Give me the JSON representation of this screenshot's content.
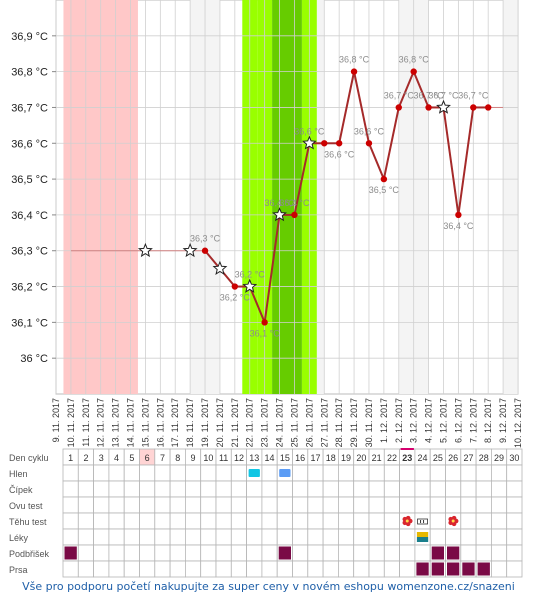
{
  "chart_data": {
    "type": "line",
    "y_unit": "°C",
    "ylim": [
      35.9,
      37.0
    ],
    "y_ticks": [
      "36,9 °C",
      "36,8 °C",
      "36,7 °C",
      "36,6 °C",
      "36,5 °C",
      "36,4 °C",
      "36,3 °C",
      "36,2 °C",
      "36,1 °C",
      "36 °C"
    ],
    "y_tick_values": [
      36.9,
      36.8,
      36.7,
      36.6,
      36.5,
      36.4,
      36.3,
      36.2,
      36.1,
      36.0
    ],
    "dates": [
      "9. 11. 2017",
      "10. 11. 2017",
      "11. 11. 2017",
      "12. 11. 2017",
      "13. 11. 2017",
      "14. 11. 2017",
      "15. 11. 2017",
      "16. 11. 2017",
      "17. 11. 2017",
      "18. 11. 2017",
      "19. 11. 2017",
      "20. 11. 2017",
      "21. 11. 2017",
      "22. 11. 2017",
      "23. 11. 2017",
      "24. 11. 2017",
      "25. 11. 2017",
      "26. 11. 2017",
      "27. 11. 2017",
      "28. 11. 2017",
      "29. 11. 2017",
      "30. 11. 2017",
      "1. 12. 2017",
      "2. 12. 2017",
      "3. 12. 2017",
      "4. 12. 2017",
      "5. 12. 2017",
      "6. 12. 2017",
      "7. 12. 2017",
      "8. 12. 2017",
      "9. 12. 2017",
      "10. 12. 2017"
    ],
    "series": [
      {
        "values": [
          null,
          36.3,
          null,
          null,
          null,
          null,
          36.3,
          null,
          null,
          36.3,
          36.3,
          36.25,
          36.2,
          36.2,
          36.1,
          36.4,
          36.4,
          36.6,
          36.6,
          36.6,
          36.8,
          36.6,
          36.5,
          36.7,
          36.8,
          36.7,
          36.7,
          36.4,
          36.7,
          36.7,
          null,
          null
        ],
        "labels": [
          "",
          "",
          "",
          "",
          "",
          "",
          "",
          "",
          "",
          "",
          "36,3 °C",
          "",
          "36,2 °C",
          "36,2 °C",
          "36,1 °C",
          "36,4 °C",
          "36,4 °C",
          "36,6 °C",
          "",
          "36,6 °C",
          "36,8 °C",
          "36,6 °C",
          "36,5 °C",
          "36,7 °C",
          "36,8 °C",
          "36,7 °C",
          "36,7 °C",
          "36,4 °C",
          "36,7 °C",
          "",
          "",
          ""
        ],
        "stars": [
          6,
          9,
          11,
          13,
          15,
          17,
          26
        ]
      }
    ],
    "menstruation_days": [
      1,
      2,
      3,
      4,
      5
    ],
    "fertile_days_light": [
      13,
      14,
      17
    ],
    "fertile_days_dark": [
      15,
      16
    ],
    "colors": {
      "menstruation": "#ffc8c8",
      "fertile_light": "#99ff00",
      "fertile_dark": "#66cc00",
      "line": "#a52a2a",
      "point": "#cc0000",
      "grid": "#d0d0d0",
      "weekend_stripe": "#f4f4f4",
      "mucus_cyan": "#11c6e4",
      "mucus_blue": "#5b9cf5",
      "marker": "#7a0a46",
      "today": "#d6006e"
    }
  },
  "cycle_table": {
    "header_label": "Den cyklu",
    "days": [
      "1",
      "2",
      "3",
      "4",
      "5",
      "6",
      "7",
      "8",
      "9",
      "10",
      "11",
      "12",
      "13",
      "14",
      "15",
      "16",
      "17",
      "18",
      "19",
      "20",
      "21",
      "22",
      "23",
      "24",
      "25",
      "26",
      "27",
      "28",
      "29",
      "30"
    ],
    "highlight_day": "6",
    "today_day": "23",
    "rows": [
      {
        "label": "Hlen",
        "cells": {
          "13": "cyan",
          "15": "blue"
        }
      },
      {
        "label": "Čípek",
        "cells": {}
      },
      {
        "label": "Ovu test",
        "cells": {}
      },
      {
        "label": "Těhu test",
        "cells": {
          "23": "flower",
          "24": "test",
          "26": "flower"
        }
      },
      {
        "label": "Léky",
        "cells": {
          "24": "pill"
        }
      },
      {
        "label": "Podbřišek",
        "cells": {
          "1": "box",
          "15": "box",
          "25": "box",
          "26": "box"
        }
      },
      {
        "label": "Prsa",
        "cells": {
          "24": "box",
          "25": "box",
          "26": "box",
          "27": "box",
          "28": "box"
        }
      }
    ]
  },
  "footer": {
    "text": "Vše pro podporu početí nakupujte za super ceny v novém eshopu womenzone.cz/snazeni"
  }
}
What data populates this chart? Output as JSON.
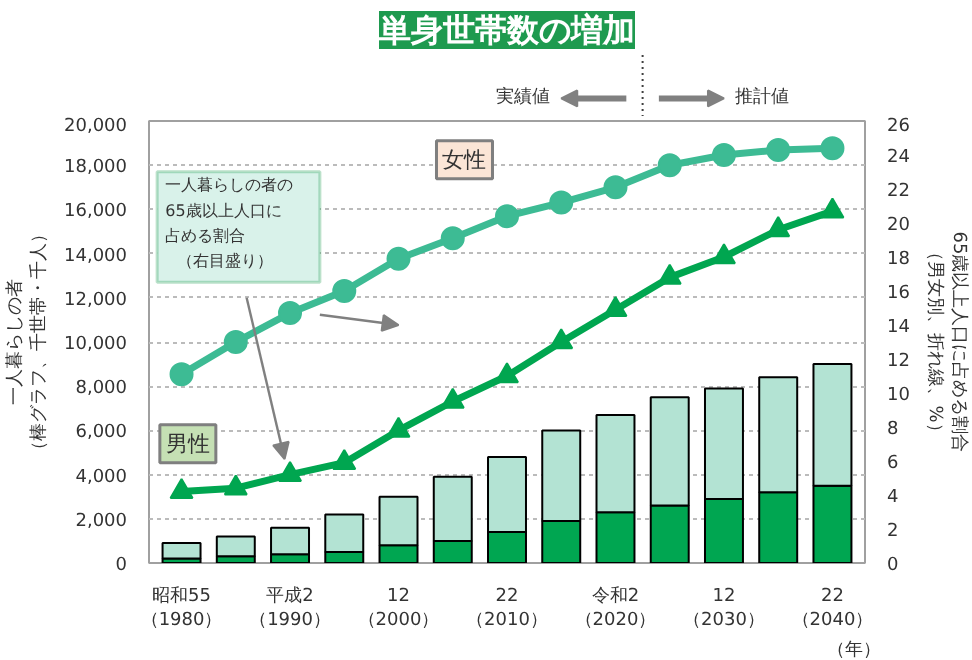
{
  "chart_data": {
    "type": "bar",
    "title": "単身世帯数の増加",
    "ylabel": "一人暮らしの者（棒グラフ、千世帯・千人）",
    "y2label": "65歳以上人口に占める割合（男女別、折れ線、%）",
    "categories": [
      "昭和55（1980）",
      null,
      "平成2（1990）",
      null,
      "12（2000）",
      null,
      "22（2010）",
      null,
      "令和2（2020）",
      null,
      "12（2030）",
      null,
      "22（2040）"
    ],
    "stacked": true,
    "series": [
      {
        "color": "#00a651",
        "values": [
          200,
          300,
          400,
          500,
          800,
          1000,
          1400,
          1900,
          2300,
          2600,
          2900,
          3200,
          3500
        ]
      },
      {
        "color": "#b3e3d3",
        "values": [
          700,
          900,
          1200,
          1700,
          2200,
          2900,
          3400,
          4100,
          4400,
          4900,
          5000,
          5200,
          5500
        ]
      },
      {
        "type": "line",
        "name": "女性",
        "axis": "y2",
        "marker": "circle",
        "color": "#3dbb94",
        "values": [
          11.1,
          13.0,
          14.7,
          16.0,
          17.9,
          19.1,
          20.4,
          21.2,
          22.1,
          23.4,
          24.0,
          24.3,
          24.4
        ]
      },
      {
        "type": "line",
        "name": "男性",
        "axis": "y2",
        "marker": "triangle",
        "color": "#00a650",
        "values": [
          4.2,
          4.4,
          5.2,
          5.9,
          7.8,
          9.5,
          11.0,
          13.0,
          14.9,
          16.8,
          18.0,
          19.6,
          20.7
        ]
      }
    ],
    "ylim": [
      0,
      20000
    ],
    "yticks": [
      {
        "value": 0,
        "label": "0"
      },
      {
        "value": 2000,
        "label": "2,000"
      },
      {
        "value": 4000,
        "label": "4,000"
      },
      {
        "value": 6000,
        "label": "6,000"
      },
      {
        "value": 8000,
        "label": "8,000"
      },
      {
        "value": 10000,
        "label": "10,000"
      },
      {
        "value": 12000,
        "label": "12,000"
      },
      {
        "value": 14000,
        "label": "14,000"
      },
      {
        "value": 16000,
        "label": "16,000"
      },
      {
        "value": 18000,
        "label": "18,000"
      },
      {
        "value": 20000,
        "label": "20,000"
      }
    ],
    "y2lim": [
      0,
      26
    ],
    "y2ticks": [
      0,
      2,
      4,
      6,
      8,
      10,
      12,
      14,
      16,
      18,
      20,
      22,
      24,
      26
    ],
    "annotations": [
      "一人暮らしの者の",
      "65歳以上人口に",
      "占める割合",
      "（右目盛り）",
      "実績値",
      "推計値",
      "（年）"
    ],
    "grid": "y"
  }
}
+++++
**REQUEST**
Write out every entry again word for word, without any of the pictures.

**THE SOLUTION**
Give me the JSON representation of this screenshot's content.
{
  "chart_data": {
    "type": "line",
    "y_unit": "°C",
    "ylim": [
      35.9,
      37.0
    ],
    "y_ticks": [
      "36,9 °C",
      "36,8 °C",
      "36,7 °C",
      "36,6 °C",
      "36,5 °C",
      "36,4 °C",
      "36,3 °C",
      "36,2 °C",
      "36,1 °C",
      "36 °C"
    ],
    "y_tick_values": [
      36.9,
      36.8,
      36.7,
      36.6,
      36.5,
      36.4,
      36.3,
      36.2,
      36.1,
      36.0
    ],
    "dates": [
      "9. 11. 2017",
      "10. 11. 2017",
      "11. 11. 2017",
      "12. 11. 2017",
      "13. 11. 2017",
      "14. 11. 2017",
      "15. 11. 2017",
      "16. 11. 2017",
      "17. 11. 2017",
      "18. 11. 2017",
      "19. 11. 2017",
      "20. 11. 2017",
      "21. 11. 2017",
      "22. 11. 2017",
      "23. 11. 2017",
      "24. 11. 2017",
      "25. 11. 2017",
      "26. 11. 2017",
      "27. 11. 2017",
      "28. 11. 2017",
      "29. 11. 2017",
      "30. 11. 2017",
      "1. 12. 2017",
      "2. 12. 2017",
      "3. 12. 2017",
      "4. 12. 2017",
      "5. 12. 2017",
      "6. 12. 2017",
      "7. 12. 2017",
      "8. 12. 2017",
      "9. 12. 2017",
      "10. 12. 2017"
    ],
    "series": [
      {
        "values": [
          null,
          36.3,
          null,
          null,
          null,
          null,
          36.3,
          null,
          null,
          36.3,
          36.3,
          36.25,
          36.2,
          36.2,
          36.1,
          36.4,
          36.4,
          36.6,
          36.6,
          36.6,
          36.8,
          36.6,
          36.5,
          36.7,
          36.8,
          36.7,
          36.7,
          36.4,
          36.7,
          36.7,
          null,
          null
        ],
        "labels": [
          "",
          "",
          "",
          "",
          "",
          "",
          "",
          "",
          "",
          "",
          "36,3 °C",
          "",
          "36,2 °C",
          "36,2 °C",
          "36,1 °C",
          "36,4 °C",
          "36,4 °C",
          "36,6 °C",
          "",
          "36,6 °C",
          "36,8 °C",
          "36,6 °C",
          "36,5 °C",
          "36,7 °C",
          "36,8 °C",
          "36,7 °C",
          "36,7 °C",
          "36,4 °C",
          "36,7 °C",
          "",
          "",
          ""
        ],
        "stars": [
          6,
          9,
          11,
          13,
          15,
          17,
          26
        ]
      }
    ],
    "menstruation_days": [
      1,
      2,
      3,
      4,
      5
    ],
    "fertile_days_light": [
      13,
      14,
      17
    ],
    "fertile_days_dark": [
      15,
      16
    ],
    "colors": {
      "menstruation": "#ffc8c8",
      "fertile_light": "#99ff00",
      "fertile_dark": "#66cc00",
      "line": "#a52a2a",
      "point": "#cc0000",
      "grid": "#d0d0d0",
      "weekend_stripe": "#f4f4f4",
      "mucus_cyan": "#11c6e4",
      "mucus_blue": "#5b9cf5",
      "marker": "#7a0a46",
      "today": "#d6006e"
    }
  },
  "cycle_table": {
    "header_label": "Den cyklu",
    "days": [
      "1",
      "2",
      "3",
      "4",
      "5",
      "6",
      "7",
      "8",
      "9",
      "10",
      "11",
      "12",
      "13",
      "14",
      "15",
      "16",
      "17",
      "18",
      "19",
      "20",
      "21",
      "22",
      "23",
      "24",
      "25",
      "26",
      "27",
      "28",
      "29",
      "30"
    ],
    "highlight_day": "6",
    "today_day": "23",
    "rows": [
      {
        "label": "Hlen",
        "cells": {
          "13": "cyan",
          "15": "blue"
        }
      },
      {
        "label": "Čípek",
        "cells": {}
      },
      {
        "label": "Ovu test",
        "cells": {}
      },
      {
        "label": "Těhu test",
        "cells": {
          "23": "flower",
          "24": "test",
          "26": "flower"
        }
      },
      {
        "label": "Léky",
        "cells": {
          "24": "pill"
        }
      },
      {
        "label": "Podbřišek",
        "cells": {
          "1": "box",
          "15": "box",
          "25": "box",
          "26": "box"
        }
      },
      {
        "label": "Prsa",
        "cells": {
          "24": "box",
          "25": "box",
          "26": "box",
          "27": "box",
          "28": "box"
        }
      }
    ]
  },
  "footer": {
    "text": "Vše pro podporu početí nakupujte za super ceny v novém eshopu womenzone.cz/snazeni"
  }
}
What data populates this chart? Output as JSON.
{
  "chart_data": {
    "type": "bar",
    "title": "単身世帯数の増加",
    "ylabel": "一人暮らしの者（棒グラフ、千世帯・千人）",
    "y2label": "65歳以上人口に占める割合（男女別、折れ線、%）",
    "categories": [
      "昭和55（1980）",
      null,
      "平成2（1990）",
      null,
      "12（2000）",
      null,
      "22（2010）",
      null,
      "令和2（2020）",
      null,
      "12（2030）",
      null,
      "22（2040）"
    ],
    "stacked": true,
    "series": [
      {
        "color": "#00a651",
        "values": [
          200,
          300,
          400,
          500,
          800,
          1000,
          1400,
          1900,
          2300,
          2600,
          2900,
          3200,
          3500
        ]
      },
      {
        "color": "#b3e3d3",
        "values": [
          700,
          900,
          1200,
          1700,
          2200,
          2900,
          3400,
          4100,
          4400,
          4900,
          5000,
          5200,
          5500
        ]
      },
      {
        "type": "line",
        "name": "女性",
        "axis": "y2",
        "marker": "circle",
        "color": "#3dbb94",
        "values": [
          11.1,
          13.0,
          14.7,
          16.0,
          17.9,
          19.1,
          20.4,
          21.2,
          22.1,
          23.4,
          24.0,
          24.3,
          24.4
        ]
      },
      {
        "type": "line",
        "name": "男性",
        "axis": "y2",
        "marker": "triangle",
        "color": "#00a650",
        "values": [
          4.2,
          4.4,
          5.2,
          5.9,
          7.8,
          9.5,
          11.0,
          13.0,
          14.9,
          16.8,
          18.0,
          19.6,
          20.7
        ]
      }
    ],
    "ylim": [
      0,
      20000
    ],
    "yticks": [
      {
        "value": 0,
        "label": "0"
      },
      {
        "value": 2000,
        "label": "2,000"
      },
      {
        "value": 4000,
        "label": "4,000"
      },
      {
        "value": 6000,
        "label": "6,000"
      },
      {
        "value": 8000,
        "label": "8,000"
      },
      {
        "value": 10000,
        "label": "10,000"
      },
      {
        "value": 12000,
        "label": "12,000"
      },
      {
        "value": 14000,
        "label": "14,000"
      },
      {
        "value": 16000,
        "label": "16,000"
      },
      {
        "value": 18000,
        "label": "18,000"
      },
      {
        "value": 20000,
        "label": "20,000"
      }
    ],
    "y2lim": [
      0,
      26
    ],
    "y2ticks": [
      0,
      2,
      4,
      6,
      8,
      10,
      12,
      14,
      16,
      18,
      20,
      22,
      24,
      26
    ],
    "annotations": [
      "一人暮らしの者の",
      "65歳以上人口に",
      "占める割合",
      "（右目盛り）",
      "実績値",
      "推計値",
      "（年）"
    ],
    "grid": "y"
  }
}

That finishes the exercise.